*** DATASET ROWS ***
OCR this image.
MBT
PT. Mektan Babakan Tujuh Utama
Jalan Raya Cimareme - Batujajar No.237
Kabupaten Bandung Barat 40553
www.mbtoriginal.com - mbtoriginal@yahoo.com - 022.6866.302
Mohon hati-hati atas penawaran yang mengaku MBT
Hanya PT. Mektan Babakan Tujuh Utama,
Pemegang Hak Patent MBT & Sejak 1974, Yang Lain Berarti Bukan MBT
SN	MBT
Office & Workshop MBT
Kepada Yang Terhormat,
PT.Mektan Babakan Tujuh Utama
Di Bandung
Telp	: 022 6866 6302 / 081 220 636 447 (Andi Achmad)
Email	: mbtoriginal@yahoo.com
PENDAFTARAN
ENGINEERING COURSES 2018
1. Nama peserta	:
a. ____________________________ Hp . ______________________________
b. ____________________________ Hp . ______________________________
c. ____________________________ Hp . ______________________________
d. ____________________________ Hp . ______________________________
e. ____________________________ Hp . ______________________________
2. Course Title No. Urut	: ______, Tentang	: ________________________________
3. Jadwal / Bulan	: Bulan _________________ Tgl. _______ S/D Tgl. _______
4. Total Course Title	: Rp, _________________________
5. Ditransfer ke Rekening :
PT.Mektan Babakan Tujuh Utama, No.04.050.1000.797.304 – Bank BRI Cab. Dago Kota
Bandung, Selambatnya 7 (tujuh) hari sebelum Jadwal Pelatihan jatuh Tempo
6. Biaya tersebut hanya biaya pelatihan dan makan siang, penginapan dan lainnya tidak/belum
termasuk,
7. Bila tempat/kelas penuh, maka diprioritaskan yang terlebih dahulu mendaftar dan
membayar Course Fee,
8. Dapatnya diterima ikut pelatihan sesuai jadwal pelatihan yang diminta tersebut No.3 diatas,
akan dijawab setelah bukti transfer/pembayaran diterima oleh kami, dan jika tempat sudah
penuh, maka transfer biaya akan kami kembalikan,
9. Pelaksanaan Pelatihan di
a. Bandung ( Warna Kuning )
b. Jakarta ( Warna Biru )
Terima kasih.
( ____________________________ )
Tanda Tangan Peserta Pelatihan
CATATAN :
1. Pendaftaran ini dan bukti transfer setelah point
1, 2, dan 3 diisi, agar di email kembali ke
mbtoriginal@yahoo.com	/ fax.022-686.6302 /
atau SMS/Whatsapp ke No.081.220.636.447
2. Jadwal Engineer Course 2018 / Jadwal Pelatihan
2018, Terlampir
***
Restate the records, all of them, precisely as written.

SOLUTION TO THE PROBLEM:
OCR this image.
MBT
PT. Mektan Babakan Tujuh Utama
Jalan Raya Cimareme - Batujajar No.237
Kabupaten Bandung Barat 40553
www.mbtoriginal.com - mbtoriginal@yahoo.com - 022.6866.302
Mohon hati-hati atas penawaran yang mengaku MBT
Hanya PT. Mektan Babakan Tujuh Utama,
Pemegang Hak Patent MBT & Sejak 1974, Yang Lain Berarti Bukan MBT
SN	MBT
Office & Workshop MBT
Kepada Yang Terhormat,
PT.Mektan Babakan Tujuh Utama
Di Bandung
Telp	: 022 6866 6302 / 081 220 636 447 (Andi Achmad)
Email	: mbtoriginal@yahoo.com
PENDAFTARAN
ENGINEERING COURSES 2018
1. Nama peserta	:
a. ____________________________ Hp . ______________________________
b. ____________________________ Hp . ______________________________
c. ____________________________ Hp . ______________________________
d. ____________________________ Hp . ______________________________
e. ____________________________ Hp . ______________________________
2. Course Title No. Urut	: ______, Tentang	: ________________________________
3. Jadwal / Bulan	: Bulan _________________ Tgl. _______ S/D Tgl. _______
4. Total Course Title	: Rp, _________________________
5. Ditransfer ke Rekening :
PT.Mektan Babakan Tujuh Utama, No.04.050.1000.797.304 – Bank BRI Cab. Dago Kota
Bandung, Selambatnya 7 (tujuh) hari sebelum Jadwal Pelatihan jatuh Tempo
6. Biaya tersebut hanya biaya pelatihan dan makan siang, penginapan dan lainnya tidak/belum
termasuk,
7. Bila tempat/kelas penuh, maka diprioritaskan yang terlebih dahulu mendaftar dan
membayar Course Fee,
8. Dapatnya diterima ikut pelatihan sesuai jadwal pelatihan yang diminta tersebut No.3 diatas,
akan dijawab setelah bukti transfer/pembayaran diterima oleh kami, dan jika tempat sudah
penuh, maka transfer biaya akan kami kembalikan,
9. Pelaksanaan Pelatihan di
a. Bandung ( Warna Kuning )
b. Jakarta ( Warna Biru )
Terima kasih.
( ____________________________ )
Tanda Tangan Peserta Pelatihan
CATATAN :
1. Pendaftaran ini dan bukti transfer setelah point
1, 2, dan 3 diisi, agar di email kembali ke
mbtoriginal@yahoo.com	/ fax.022-686.6302 /
atau SMS/Whatsapp ke No.081.220.636.447
2. Jadwal Engineer Course 2018 / Jadwal Pelatihan
2018, Terlampir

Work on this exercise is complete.